• _Problem description_: Filter the records below and copy every line containing the word "tangencial".

• _Records supplied_:
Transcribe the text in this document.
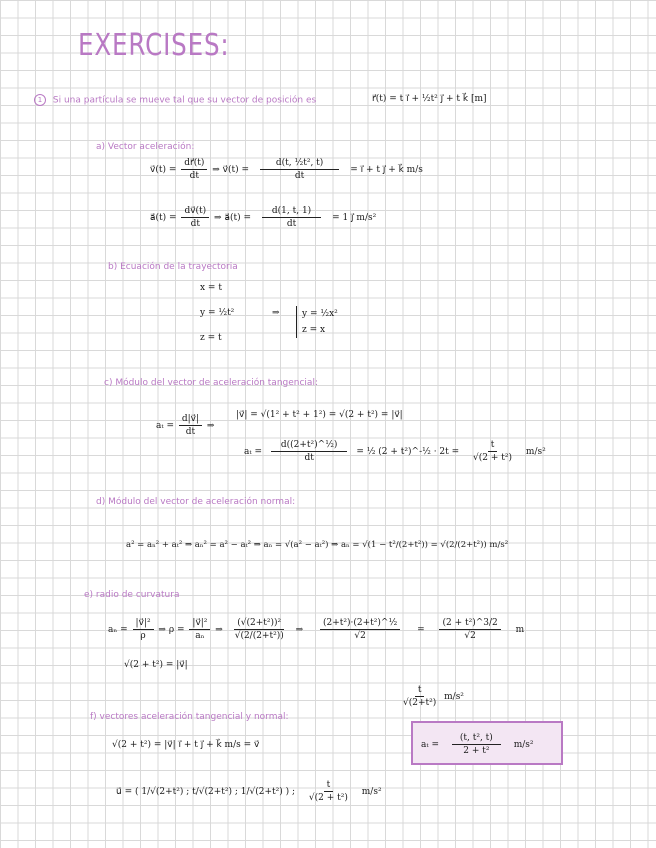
EXERCISES:
1 Si una partícula se mueve tal que su vector de posición es	r⃗(t) = t i⃗ + ½t² j⃗ + t k⃗ [m]
a) Vector aceleración:
v⃗(t) = $\frac{dr⃗(t)}{dt}$ ⇒ v⃗(t) = $\frac{\text{d(t, ½t², t)}}{dt}$ = i⃗ + t j⃗ + k⃗ m/s
a⃗(t) = $\frac{dv⃗(t)}{dt}$ ⇒ a⃗(t) = $\frac{d(1, t, 1)}{dt} = 1$ j⃗ m/s²
b) Ecuación de la trayectoria
x = t
y = ½t²
z = t
⇒ y = ½x²
z = x
c) Módulo del vector de aceleración tangencial:
$a_t = \frac{d|v⃗|}{dt}$ ⇒
|v⃗| = √(1² + t² + 1²) = √(2 + t²) = |v⃗|
$a_t = \frac{\text{d((2+t²)\textasciicircum{}½)}}{dt}$ = ½ (2 + t²)^-½ · $2t = \frac{t}{\text{√(2 + t²)}} m/s^2$
d) Módulo del vector de aceleración normal:
a² = aₙ² + aₜ² ⇒ aₙ² = a² − aₜ² ⇒ aₙ = √(a² − aₜ²) ⇒ aₙ = √(1 − t²/(2+t²)) = √(2/(2+t²)) m/s²
e) radio de curvatura
$a_n = \frac{\text{|v⃗|²}}{\rho}$ ⇒ $\rho = \frac{\text{|v⃗|²}}{\text{aₙ}}$ ⇒ $\frac{\text{(√(2+t²))²}}{\text{√(2/(2+t²))}}$ ⇒ $\frac{\text{(2+t²)·(2+t²)\textasciicircum{}½}}{√2} = \frac{\text{(2 + t²)\textasciicircum{}3/2}}{√2}$ m
√(2 + t²) = |v⃗|
$\frac{t}{\text{√(2+t²)}} m/s^2$
f) vectores aceleración tangencial y normal:
√(2 + t²) = |v⃗| i⃗ + t j⃗ + k⃗ m/s = v⃗
u⃗ = ( 1/√(2+t²) ; t/√(2+t²) ; 1/√(2+t²) ) ; $\frac{t}{\text{√(2 + t²)}} m/s^2$
$a_t = \frac{\text{(t, t², t)}}{\text{2 + t²}} m/s^2$
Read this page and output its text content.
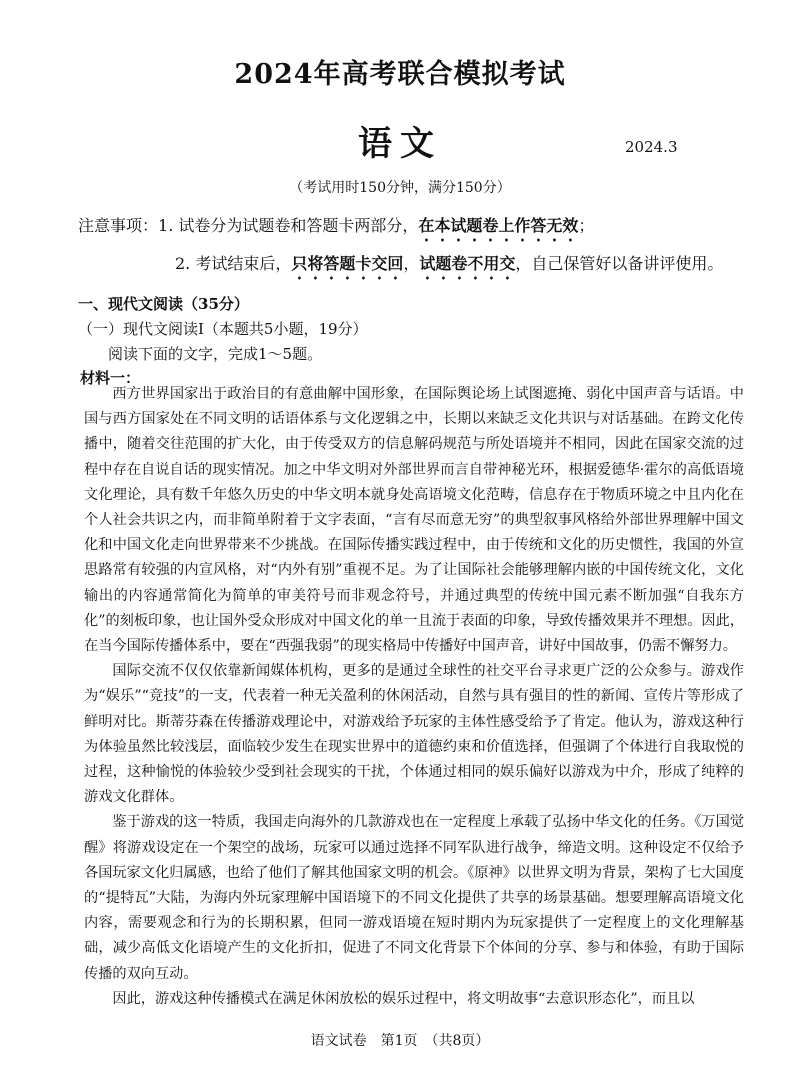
2024年高考联合模拟考试
语文	2024.3
（考试用时150分钟，满分150分）
注意事项：1. 试卷分为试题卷和答题卡两部分，在本试题卷上作答无效；
2. 考试结束后，只将答题卡交回，试题卷不用交，自己保管好以备讲评使用。
一、现代文阅读（35分）
（一）现代文阅读Ⅰ（本题共5小题，19分）
阅读下面的文字，完成1～5题。
材料一：

西方世界国家出于政治目的有意曲解中国形象，在国际舆论场上试图遮掩、弱化中国声音与话语。中国与西方国家处在不同文明的话语体系与文化逻辑之中，长期以来缺乏文化共识与对话基础。在跨文化传播中，随着交往范围的扩大化，由于传受双方的信息解码规范与所处语境并不相同，因此在国家交流的过程中存在自说自话的现实情况。加之中华文明对外部世界而言自带神秘光环，根据爱德华·霍尔的高低语境文化理论，具有数千年悠久历史的中华文明本就身处高语境文化范畴，信息存在于物质环境之中且内化在个人社会共识之内，而非简单附着于文字表面，“言有尽而意无穷”的典型叙事风格给外部世界理解中国文化和中国文化走向世界带来不少挑战。在国际传播实践过程中，由于传统和文化的历史惯性，我国的外宣思路常有较强的内宣风格，对“内外有别”重视不足。为了让国际社会能够理解内嵌的中国传统文化，文化输出的内容通常简化为简单的审美符号而非观念符号，并通过典型的传统中国元素不断加强“自我东方化”的刻板印象，也让国外受众形成对中国文化的单一且流于表面的印象，导致传播效果并不理想。因此，在当今国际传播体系中，要在“西强我弱”的现实格局中传播好中国声音，讲好中国故事，仍需不懈努力。

国际交流不仅仅依靠新闻媒体机构，更多的是通过全球性的社交平台寻求更广泛的公众参与。游戏作为“娱乐”“竞技”的一支，代表着一种无关盈利的休闲活动，自然与具有强目的性的新闻、宣传片等形成了鲜明对比。斯蒂芬森在传播游戏理论中，对游戏给予玩家的主体性感受给予了肯定。他认为，游戏这种行为体验虽然比较浅层，面临较少发生在现实世界中的道德约束和价值选择，但强调了个体进行自我取悦的过程，这种愉悦的体验较少受到社会现实的干扰，个体通过相同的娱乐偏好以游戏为中介，形成了纯粹的游戏文化群体。

鉴于游戏的这一特质，我国走向海外的几款游戏也在一定程度上承载了弘扬中华文化的任务。《万国觉醒》将游戏设定在一个架空的战场，玩家可以通过选择不同军队进行战争，缔造文明。这种设定不仅给予各国玩家文化归属感，也给了他们了解其他国家文明的机会。《原神》以世界文明为背景，架构了七大国度的“提特瓦”大陆，为海内外玩家理解中国语境下的不同文化提供了共享的场景基础。想要理解高语境文化内容，需要观念和行为的长期积累，但同一游戏语境在短时期内为玩家提供了一定程度上的文化理解基础，减少高低文化语境产生的文化折扣，促进了不同文化背景下个体间的分享、参与和体验，有助于国际传播的双向互动。

因此，游戏这种传播模式在满足休闲放松的娱乐过程中，将文明故事“去意识形态化”，而且以

语文试卷　第1页　（共8页）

• _Response_:
c) Módulo del vector de aceleración tangencial:
f) vectores aceleración tangencial y normal:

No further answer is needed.